## [Raw data]
━━━━

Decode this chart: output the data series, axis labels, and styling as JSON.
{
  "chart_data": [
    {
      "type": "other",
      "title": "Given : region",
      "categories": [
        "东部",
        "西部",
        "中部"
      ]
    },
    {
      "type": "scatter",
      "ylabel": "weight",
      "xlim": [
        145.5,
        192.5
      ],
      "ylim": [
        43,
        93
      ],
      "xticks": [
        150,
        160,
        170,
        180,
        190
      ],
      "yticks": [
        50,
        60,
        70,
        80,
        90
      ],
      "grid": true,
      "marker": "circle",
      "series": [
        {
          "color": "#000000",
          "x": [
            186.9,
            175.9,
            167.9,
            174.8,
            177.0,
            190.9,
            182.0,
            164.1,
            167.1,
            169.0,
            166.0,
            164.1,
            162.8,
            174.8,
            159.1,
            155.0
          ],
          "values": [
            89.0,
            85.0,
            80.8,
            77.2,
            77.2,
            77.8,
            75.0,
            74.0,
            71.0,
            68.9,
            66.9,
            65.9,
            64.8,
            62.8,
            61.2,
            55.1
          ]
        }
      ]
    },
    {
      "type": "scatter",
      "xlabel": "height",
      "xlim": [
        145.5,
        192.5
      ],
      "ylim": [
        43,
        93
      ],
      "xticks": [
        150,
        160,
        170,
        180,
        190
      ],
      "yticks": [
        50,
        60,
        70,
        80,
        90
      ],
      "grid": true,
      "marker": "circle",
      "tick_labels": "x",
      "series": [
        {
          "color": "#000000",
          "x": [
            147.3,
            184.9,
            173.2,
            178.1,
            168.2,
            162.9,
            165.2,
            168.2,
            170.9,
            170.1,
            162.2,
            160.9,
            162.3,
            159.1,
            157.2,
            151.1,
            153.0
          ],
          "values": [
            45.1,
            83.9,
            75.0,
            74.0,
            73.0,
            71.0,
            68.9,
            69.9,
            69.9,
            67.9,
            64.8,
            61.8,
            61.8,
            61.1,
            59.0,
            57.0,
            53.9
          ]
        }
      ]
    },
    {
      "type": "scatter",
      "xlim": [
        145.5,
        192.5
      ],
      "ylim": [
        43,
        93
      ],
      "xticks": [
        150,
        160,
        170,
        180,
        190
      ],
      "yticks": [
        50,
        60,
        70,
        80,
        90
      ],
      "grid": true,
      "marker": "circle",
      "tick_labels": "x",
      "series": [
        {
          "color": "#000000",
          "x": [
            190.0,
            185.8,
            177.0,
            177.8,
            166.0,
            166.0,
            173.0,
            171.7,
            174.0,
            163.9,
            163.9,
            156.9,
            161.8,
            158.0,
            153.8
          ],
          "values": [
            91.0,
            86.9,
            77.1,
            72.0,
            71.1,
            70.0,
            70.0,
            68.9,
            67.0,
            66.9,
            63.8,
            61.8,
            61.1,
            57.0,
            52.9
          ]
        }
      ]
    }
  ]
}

━━━━

## [Given request]
All of the lines above must be returned exactly.

## [Written reply]
Decode this chart: output the data series, axis labels, and styling as JSON.
{
  "chart_data": [
    {
      "type": "other",
      "title": "Given : region",
      "categories": [
        "东部",
        "西部",
        "中部"
      ]
    },
    {
      "type": "scatter",
      "ylabel": "weight",
      "xlim": [
        145.5,
        192.5
      ],
      "ylim": [
        43,
        93
      ],
      "xticks": [
        150,
        160,
        170,
        180,
        190
      ],
      "yticks": [
        50,
        60,
        70,
        80,
        90
      ],
      "grid": true,
      "marker": "circle",
      "series": [
        {
          "color": "#000000",
          "x": [
            186.9,
            175.9,
            167.9,
            174.8,
            177.0,
            190.9,
            182.0,
            164.1,
            167.1,
            169.0,
            166.0,
            164.1,
            162.8,
            174.8,
            159.1,
            155.0
          ],
          "values": [
            89.0,
            85.0,
            80.8,
            77.2,
            77.2,
            77.8,
            75.0,
            74.0,
            71.0,
            68.9,
            66.9,
            65.9,
            64.8,
            62.8,
            61.2,
            55.1
          ]
        }
      ]
    },
    {
      "type": "scatter",
      "xlabel": "height",
      "xlim": [
        145.5,
        192.5
      ],
      "ylim": [
        43,
        93
      ],
      "xticks": [
        150,
        160,
        170,
        180,
        190
      ],
      "yticks": [
        50,
        60,
        70,
        80,
        90
      ],
      "grid": true,
      "marker": "circle",
      "tick_labels": "x",
      "series": [
        {
          "color": "#000000",
          "x": [
            147.3,
            184.9,
            173.2,
            178.1,
            168.2,
            162.9,
            165.2,
            168.2,
            170.9,
            170.1,
            162.2,
            160.9,
            162.3,
            159.1,
            157.2,
            151.1,
            153.0
          ],
          "values": [
            45.1,
            83.9,
            75.0,
            74.0,
            73.0,
            71.0,
            68.9,
            69.9,
            69.9,
            67.9,
            64.8,
            61.8,
            61.8,
            61.1,
            59.0,
            57.0,
            53.9
          ]
        }
      ]
    },
    {
      "type": "scatter",
      "xlim": [
        145.5,
        192.5
      ],
      "ylim": [
        43,
        93
      ],
      "xticks": [
        150,
        160,
        170,
        180,
        190
      ],
      "yticks": [
        50,
        60,
        70,
        80,
        90
      ],
      "grid": true,
      "marker": "circle",
      "tick_labels": "x",
      "series": [
        {
          "color": "#000000",
          "x": [
            190.0,
            185.8,
            177.0,
            177.8,
            166.0,
            166.0,
            173.0,
            171.7,
            174.0,
            163.9,
            163.9,
            156.9,
            161.8,
            158.0,
            153.8
          ],
          "values": [
            91.0,
            86.9,
            77.1,
            72.0,
            71.1,
            70.0,
            70.0,
            68.9,
            67.0,
            66.9,
            63.8,
            61.8,
            61.1,
            57.0,
            52.9
          ]
        }
      ]
    }
  ]
}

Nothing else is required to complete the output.